-- start MATERIAL PROVIDED --

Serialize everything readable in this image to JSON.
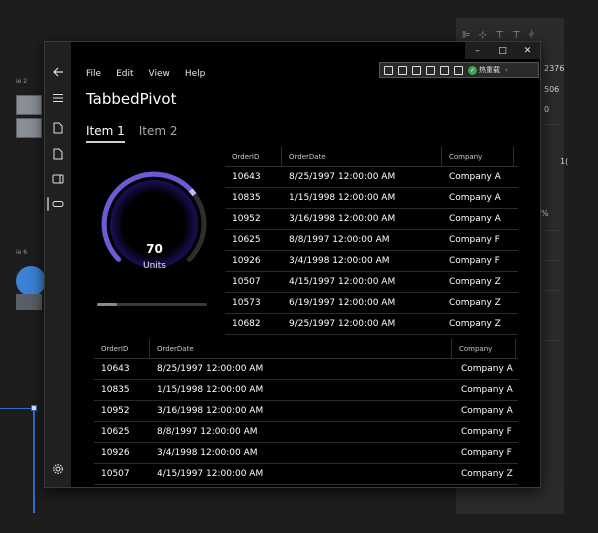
{
  "background": {
    "right_values": [
      "2376",
      "506",
      "0"
    ],
    "left_labels": [
      "ie 2",
      "ie 6"
    ],
    "side_labels": [
      "1(",
      "%"
    ]
  },
  "window": {
    "controls": {
      "minimize": "–",
      "maximize": "□",
      "close": "✕"
    },
    "debug_toolbar": {
      "badge_text": "热重载"
    }
  },
  "menu": [
    "File",
    "Edit",
    "View",
    "Help"
  ],
  "app_title": "TabbedPivot",
  "tabs": [
    {
      "label": "Item 1",
      "selected": true
    },
    {
      "label": "Item 2",
      "selected": false
    }
  ],
  "gauge": {
    "value": "70",
    "units": "Units",
    "fraction": 0.7,
    "needle_color": "#c7b9ff",
    "arc_color": "#6a5cd6"
  },
  "progress": {
    "fraction": 0.18
  },
  "grid_top": {
    "columns": [
      "OrderID",
      "OrderDate",
      "Company"
    ],
    "rows": [
      [
        "10643",
        "8/25/1997 12:00:00 AM",
        "Company A"
      ],
      [
        "10835",
        "1/15/1998 12:00:00 AM",
        "Company A"
      ],
      [
        "10952",
        "3/16/1998 12:00:00 AM",
        "Company A"
      ],
      [
        "10625",
        "8/8/1997 12:00:00 AM",
        "Company F"
      ],
      [
        "10926",
        "3/4/1998 12:00:00 AM",
        "Company F"
      ],
      [
        "10507",
        "4/15/1997 12:00:00 AM",
        "Company Z"
      ],
      [
        "10573",
        "6/19/1997 12:00:00 AM",
        "Company Z"
      ],
      [
        "10682",
        "9/25/1997 12:00:00 AM",
        "Company Z"
      ]
    ]
  },
  "grid_bottom": {
    "columns": [
      "OrderID",
      "OrderDate",
      "Company"
    ],
    "rows": [
      [
        "10643",
        "8/25/1997 12:00:00 AM",
        "Company A"
      ],
      [
        "10835",
        "1/15/1998 12:00:00 AM",
        "Company A"
      ],
      [
        "10952",
        "3/16/1998 12:00:00 AM",
        "Company A"
      ],
      [
        "10625",
        "8/8/1997 12:00:00 AM",
        "Company F"
      ],
      [
        "10926",
        "3/4/1998 12:00:00 AM",
        "Company F"
      ],
      [
        "10507",
        "4/15/1997 12:00:00 AM",
        "Company Z"
      ]
    ]
  }
}
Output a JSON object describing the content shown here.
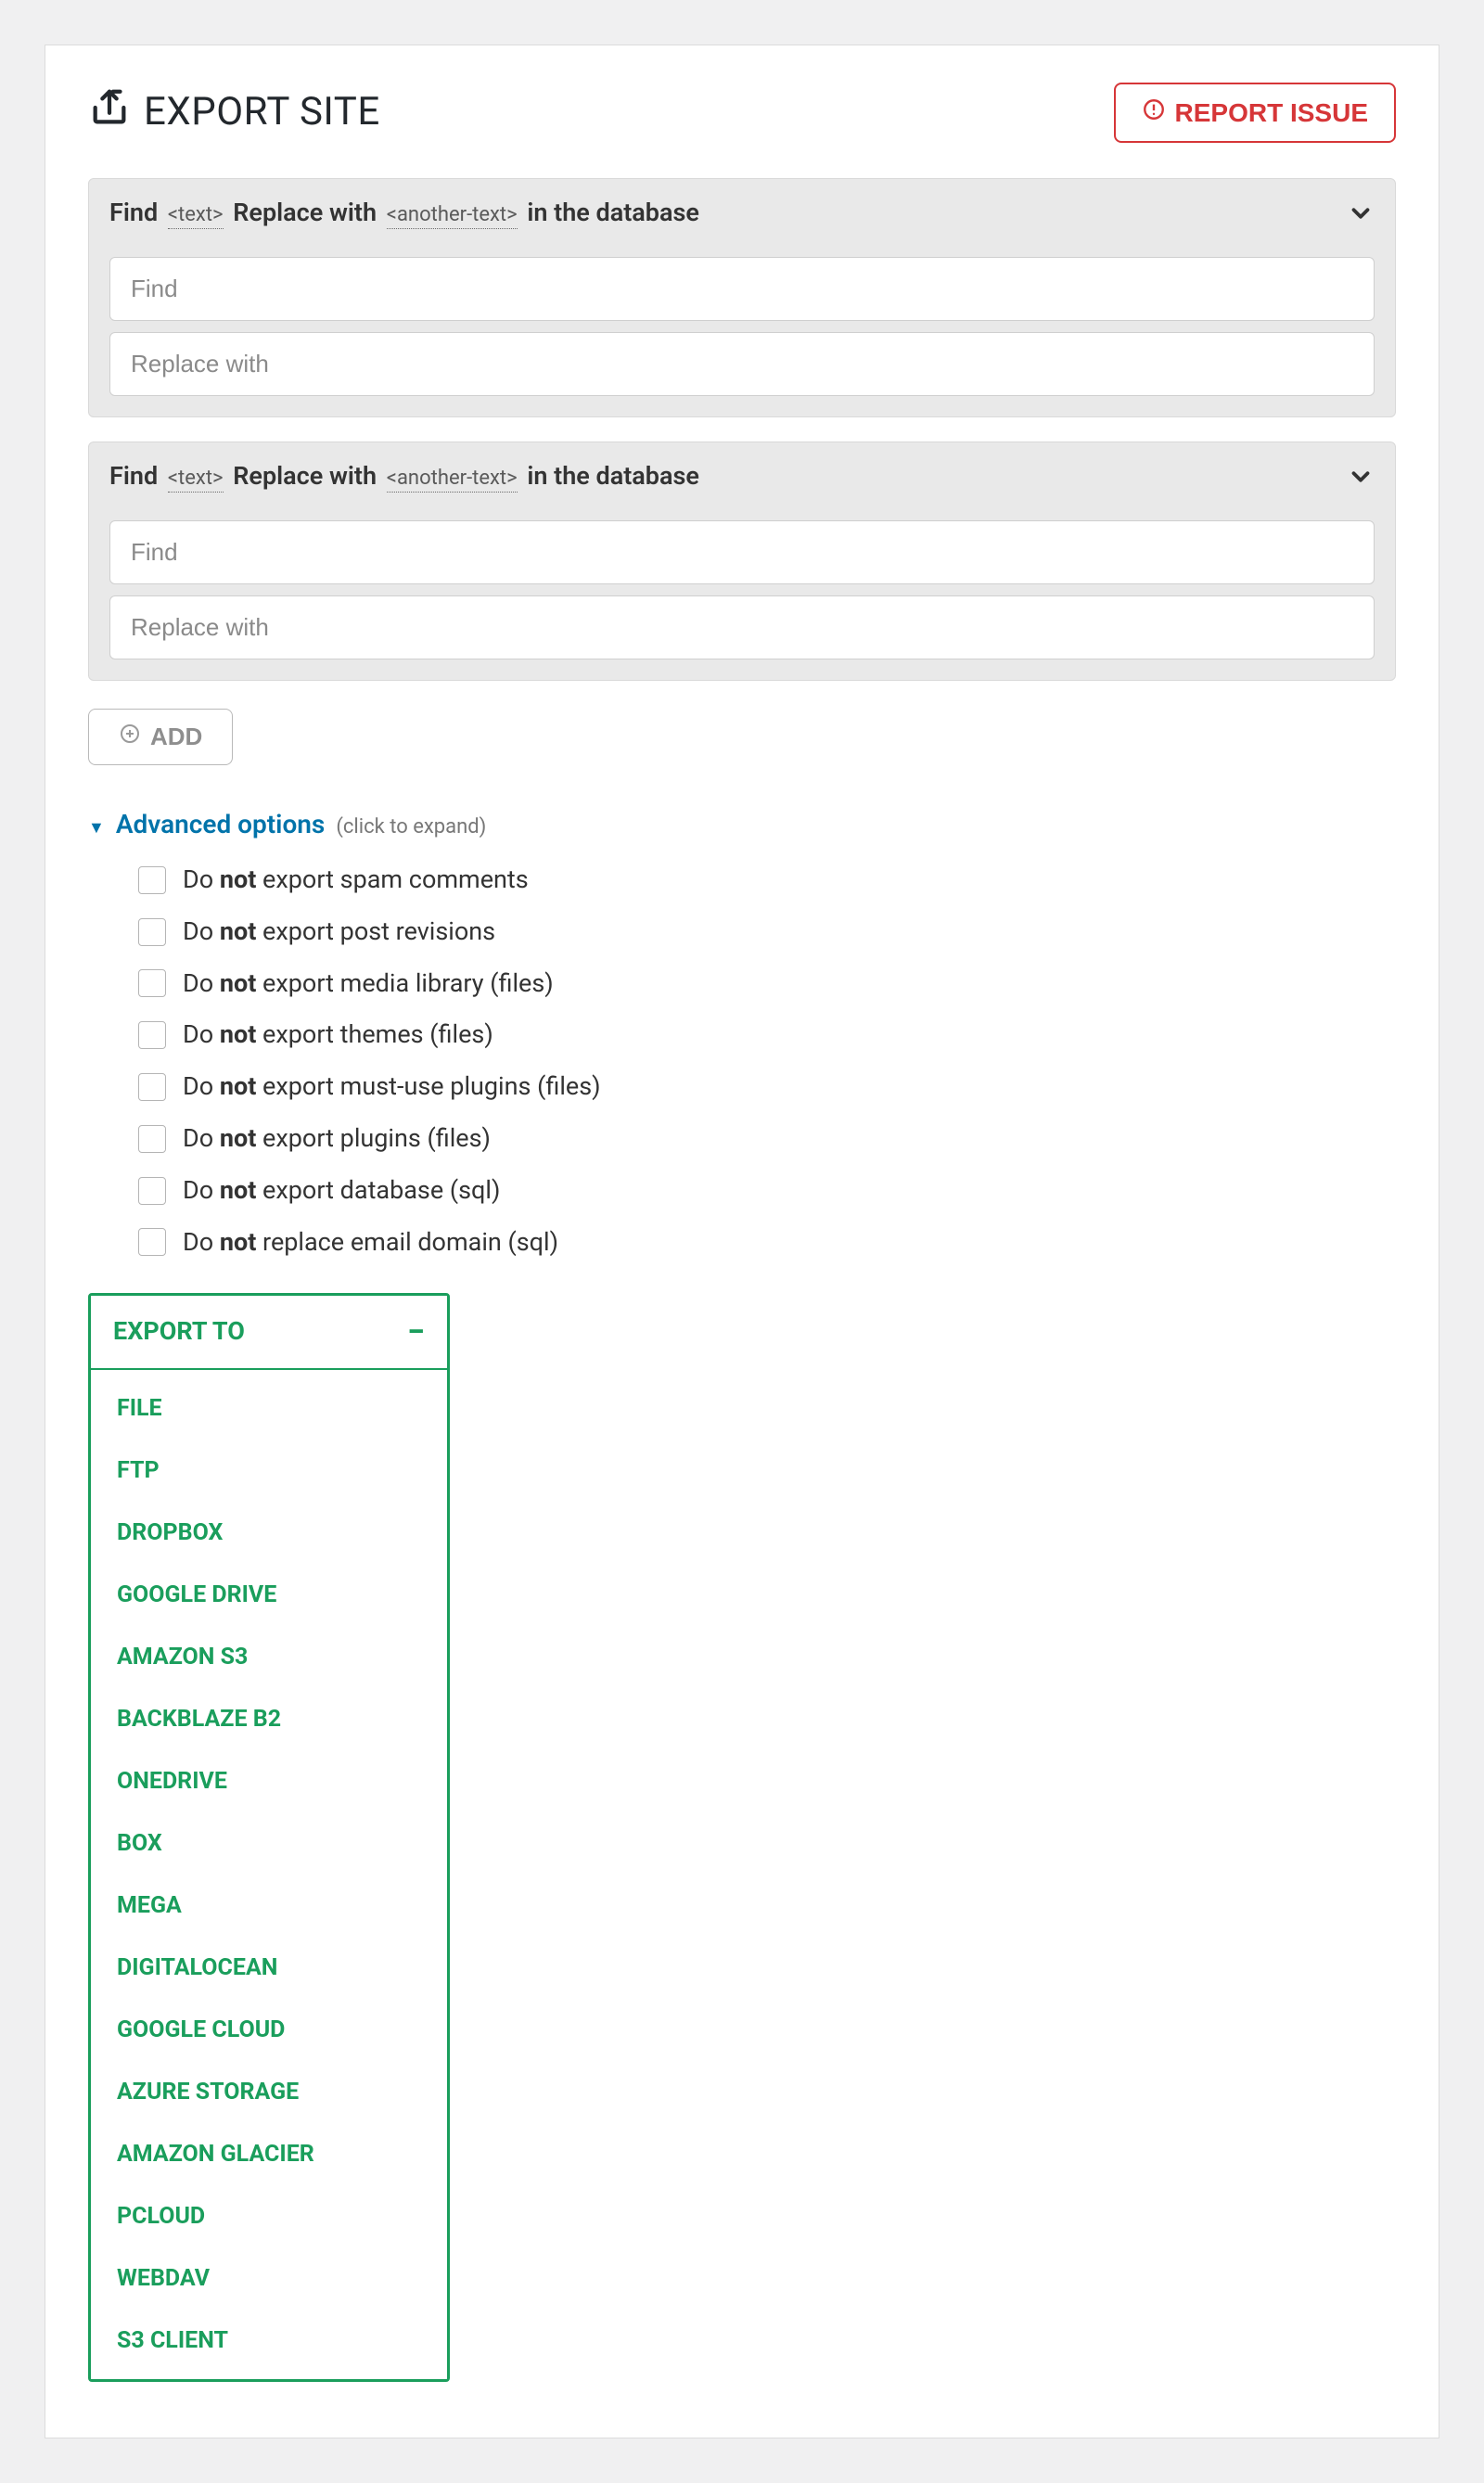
{
  "header": {
    "title": "EXPORT SITE",
    "report_label": "REPORT ISSUE"
  },
  "find_replace": {
    "desc_prefix": "Find",
    "desc_tag1": "<text>",
    "desc_mid": "Replace with",
    "desc_tag2": "<another-text>",
    "desc_suffix": "in the database",
    "find_placeholder": "Find",
    "replace_placeholder": "Replace with"
  },
  "add_button": "ADD",
  "advanced": {
    "label": "Advanced options",
    "hint": "(click to expand)",
    "options": [
      {
        "pre": "Do ",
        "bold": "not",
        "post": " export spam comments"
      },
      {
        "pre": "Do ",
        "bold": "not",
        "post": " export post revisions"
      },
      {
        "pre": "Do ",
        "bold": "not",
        "post": " export media library (files)"
      },
      {
        "pre": "Do ",
        "bold": "not",
        "post": " export themes (files)"
      },
      {
        "pre": "Do ",
        "bold": "not",
        "post": " export must-use plugins (files)"
      },
      {
        "pre": "Do ",
        "bold": "not",
        "post": " export plugins (files)"
      },
      {
        "pre": "Do ",
        "bold": "not",
        "post": " export database (sql)"
      },
      {
        "pre": "Do ",
        "bold": "not",
        "post": " replace email domain (sql)"
      }
    ]
  },
  "export_menu": {
    "header": "EXPORT TO",
    "items": [
      "FILE",
      "FTP",
      "DROPBOX",
      "GOOGLE DRIVE",
      "AMAZON S3",
      "BACKBLAZE B2",
      "ONEDRIVE",
      "BOX",
      "MEGA",
      "DIGITALOCEAN",
      "GOOGLE CLOUD",
      "AZURE STORAGE",
      "AMAZON GLACIER",
      "PCLOUD",
      "WEBDAV",
      "S3 CLIENT"
    ]
  }
}
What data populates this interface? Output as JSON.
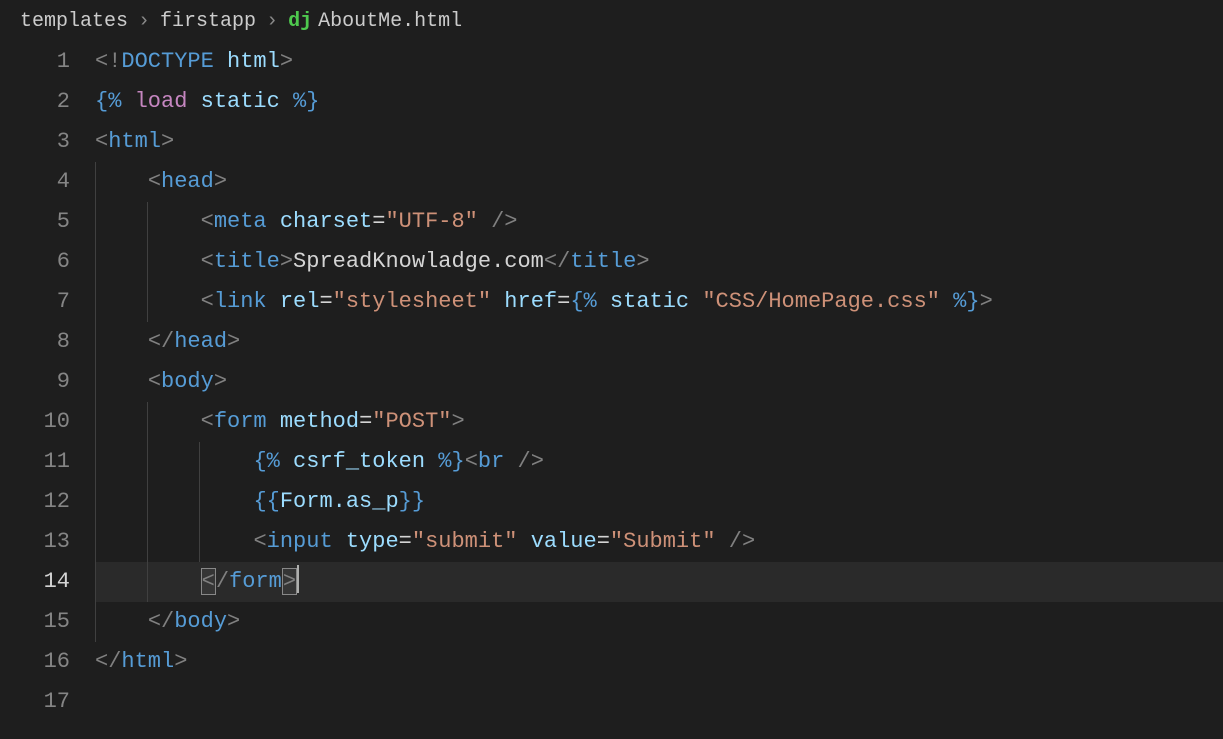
{
  "breadcrumb": {
    "seg1": "templates",
    "seg2": "firstapp",
    "seg3": "AboutMe.html",
    "icon": "dj"
  },
  "lineNumbers": [
    "1",
    "2",
    "3",
    "4",
    "5",
    "6",
    "7",
    "8",
    "9",
    "10",
    "11",
    "12",
    "13",
    "14",
    "15",
    "16",
    "17"
  ],
  "activeLine": "14",
  "code": {
    "l1": {
      "p1": "<!",
      "p2": "DOCTYPE",
      "p3": " ",
      "p4": "html",
      "p5": ">"
    },
    "l2": {
      "p1": "{% ",
      "p2": "load",
      "p3": " ",
      "p4": "static",
      "p5": " %}"
    },
    "l3": {
      "p1": "<",
      "p2": "html",
      "p3": ">"
    },
    "l4": {
      "p1": "<",
      "p2": "head",
      "p3": ">"
    },
    "l5": {
      "p1": "<",
      "p2": "meta",
      "p3": " ",
      "p4": "charset",
      "p5": "=",
      "p6": "\"UTF-8\"",
      "p7": " />"
    },
    "l6": {
      "p1": "<",
      "p2": "title",
      "p3": ">",
      "p4": "SpreadKnowladge.com",
      "p5": "</",
      "p6": "title",
      "p7": ">"
    },
    "l7": {
      "p1": "<",
      "p2": "link",
      "p3": " ",
      "p4": "rel",
      "p5": "=",
      "p6": "\"stylesheet\"",
      "p7": " ",
      "p8": "href",
      "p9": "=",
      "p10": "{% ",
      "p11": "static",
      "p12": " ",
      "p13": "\"CSS/HomePage.css\"",
      "p14": " %}",
      "p15": ">"
    },
    "l8": {
      "p1": "</",
      "p2": "head",
      "p3": ">"
    },
    "l9": {
      "p1": "<",
      "p2": "body",
      "p3": ">"
    },
    "l10": {
      "p1": "<",
      "p2": "form",
      "p3": " ",
      "p4": "method",
      "p5": "=",
      "p6": "\"POST\"",
      "p7": ">"
    },
    "l11": {
      "p1": "{% ",
      "p2": "csrf_token",
      "p3": " %}",
      "p4": "<",
      "p5": "br",
      "p6": " />"
    },
    "l12": {
      "p1": "{{",
      "p2": "Form.as_p",
      "p3": "}}"
    },
    "l13": {
      "p1": "<",
      "p2": "input",
      "p3": " ",
      "p4": "type",
      "p5": "=",
      "p6": "\"submit\"",
      "p7": " ",
      "p8": "value",
      "p9": "=",
      "p10": "\"Submit\"",
      "p11": " />"
    },
    "l14": {
      "p1": "<",
      "p2": "/",
      "p3": "form",
      "p4": ">"
    },
    "l15": {
      "p1": "</",
      "p2": "body",
      "p3": ">"
    },
    "l16": {
      "p1": "</",
      "p2": "html",
      "p3": ">"
    }
  }
}
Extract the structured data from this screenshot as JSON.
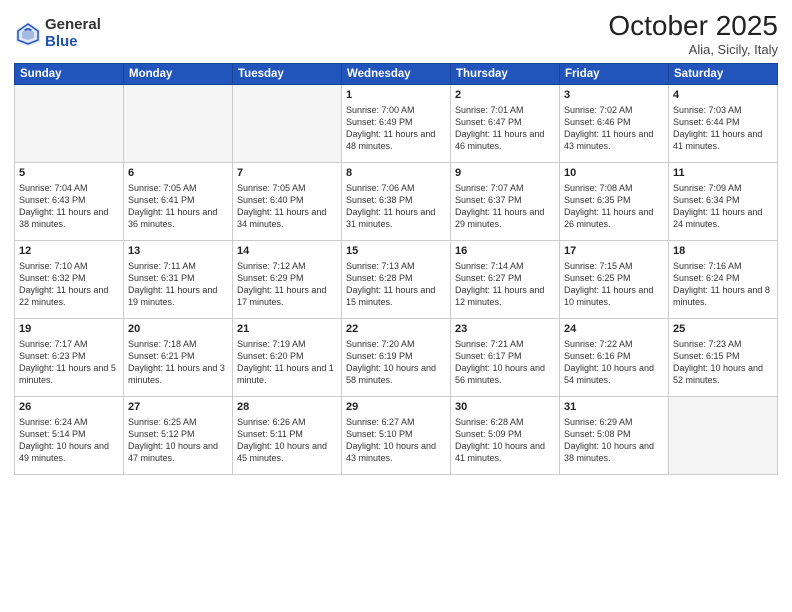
{
  "logo": {
    "general": "General",
    "blue": "Blue"
  },
  "title": "October 2025",
  "location": "Alia, Sicily, Italy",
  "days_header": [
    "Sunday",
    "Monday",
    "Tuesday",
    "Wednesday",
    "Thursday",
    "Friday",
    "Saturday"
  ],
  "weeks": [
    [
      {
        "day": "",
        "info": ""
      },
      {
        "day": "",
        "info": ""
      },
      {
        "day": "",
        "info": ""
      },
      {
        "day": "1",
        "info": "Sunrise: 7:00 AM\nSunset: 6:49 PM\nDaylight: 11 hours\nand 48 minutes."
      },
      {
        "day": "2",
        "info": "Sunrise: 7:01 AM\nSunset: 6:47 PM\nDaylight: 11 hours\nand 46 minutes."
      },
      {
        "day": "3",
        "info": "Sunrise: 7:02 AM\nSunset: 6:46 PM\nDaylight: 11 hours\nand 43 minutes."
      },
      {
        "day": "4",
        "info": "Sunrise: 7:03 AM\nSunset: 6:44 PM\nDaylight: 11 hours\nand 41 minutes."
      }
    ],
    [
      {
        "day": "5",
        "info": "Sunrise: 7:04 AM\nSunset: 6:43 PM\nDaylight: 11 hours\nand 38 minutes."
      },
      {
        "day": "6",
        "info": "Sunrise: 7:05 AM\nSunset: 6:41 PM\nDaylight: 11 hours\nand 36 minutes."
      },
      {
        "day": "7",
        "info": "Sunrise: 7:05 AM\nSunset: 6:40 PM\nDaylight: 11 hours\nand 34 minutes."
      },
      {
        "day": "8",
        "info": "Sunrise: 7:06 AM\nSunset: 6:38 PM\nDaylight: 11 hours\nand 31 minutes."
      },
      {
        "day": "9",
        "info": "Sunrise: 7:07 AM\nSunset: 6:37 PM\nDaylight: 11 hours\nand 29 minutes."
      },
      {
        "day": "10",
        "info": "Sunrise: 7:08 AM\nSunset: 6:35 PM\nDaylight: 11 hours\nand 26 minutes."
      },
      {
        "day": "11",
        "info": "Sunrise: 7:09 AM\nSunset: 6:34 PM\nDaylight: 11 hours\nand 24 minutes."
      }
    ],
    [
      {
        "day": "12",
        "info": "Sunrise: 7:10 AM\nSunset: 6:32 PM\nDaylight: 11 hours\nand 22 minutes."
      },
      {
        "day": "13",
        "info": "Sunrise: 7:11 AM\nSunset: 6:31 PM\nDaylight: 11 hours\nand 19 minutes."
      },
      {
        "day": "14",
        "info": "Sunrise: 7:12 AM\nSunset: 6:29 PM\nDaylight: 11 hours\nand 17 minutes."
      },
      {
        "day": "15",
        "info": "Sunrise: 7:13 AM\nSunset: 6:28 PM\nDaylight: 11 hours\nand 15 minutes."
      },
      {
        "day": "16",
        "info": "Sunrise: 7:14 AM\nSunset: 6:27 PM\nDaylight: 11 hours\nand 12 minutes."
      },
      {
        "day": "17",
        "info": "Sunrise: 7:15 AM\nSunset: 6:25 PM\nDaylight: 11 hours\nand 10 minutes."
      },
      {
        "day": "18",
        "info": "Sunrise: 7:16 AM\nSunset: 6:24 PM\nDaylight: 11 hours\nand 8 minutes."
      }
    ],
    [
      {
        "day": "19",
        "info": "Sunrise: 7:17 AM\nSunset: 6:23 PM\nDaylight: 11 hours\nand 5 minutes."
      },
      {
        "day": "20",
        "info": "Sunrise: 7:18 AM\nSunset: 6:21 PM\nDaylight: 11 hours\nand 3 minutes."
      },
      {
        "day": "21",
        "info": "Sunrise: 7:19 AM\nSunset: 6:20 PM\nDaylight: 11 hours\nand 1 minute."
      },
      {
        "day": "22",
        "info": "Sunrise: 7:20 AM\nSunset: 6:19 PM\nDaylight: 10 hours\nand 58 minutes."
      },
      {
        "day": "23",
        "info": "Sunrise: 7:21 AM\nSunset: 6:17 PM\nDaylight: 10 hours\nand 56 minutes."
      },
      {
        "day": "24",
        "info": "Sunrise: 7:22 AM\nSunset: 6:16 PM\nDaylight: 10 hours\nand 54 minutes."
      },
      {
        "day": "25",
        "info": "Sunrise: 7:23 AM\nSunset: 6:15 PM\nDaylight: 10 hours\nand 52 minutes."
      }
    ],
    [
      {
        "day": "26",
        "info": "Sunrise: 6:24 AM\nSunset: 5:14 PM\nDaylight: 10 hours\nand 49 minutes."
      },
      {
        "day": "27",
        "info": "Sunrise: 6:25 AM\nSunset: 5:12 PM\nDaylight: 10 hours\nand 47 minutes."
      },
      {
        "day": "28",
        "info": "Sunrise: 6:26 AM\nSunset: 5:11 PM\nDaylight: 10 hours\nand 45 minutes."
      },
      {
        "day": "29",
        "info": "Sunrise: 6:27 AM\nSunset: 5:10 PM\nDaylight: 10 hours\nand 43 minutes."
      },
      {
        "day": "30",
        "info": "Sunrise: 6:28 AM\nSunset: 5:09 PM\nDaylight: 10 hours\nand 41 minutes."
      },
      {
        "day": "31",
        "info": "Sunrise: 6:29 AM\nSunset: 5:08 PM\nDaylight: 10 hours\nand 38 minutes."
      },
      {
        "day": "",
        "info": ""
      }
    ]
  ]
}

-- end MATERIAL PROVIDED --

Select the lines in this material that hold the word "with", leaving none out.

    "desc_mid": "Replace with",
    "replace_placeholder": "Replace with"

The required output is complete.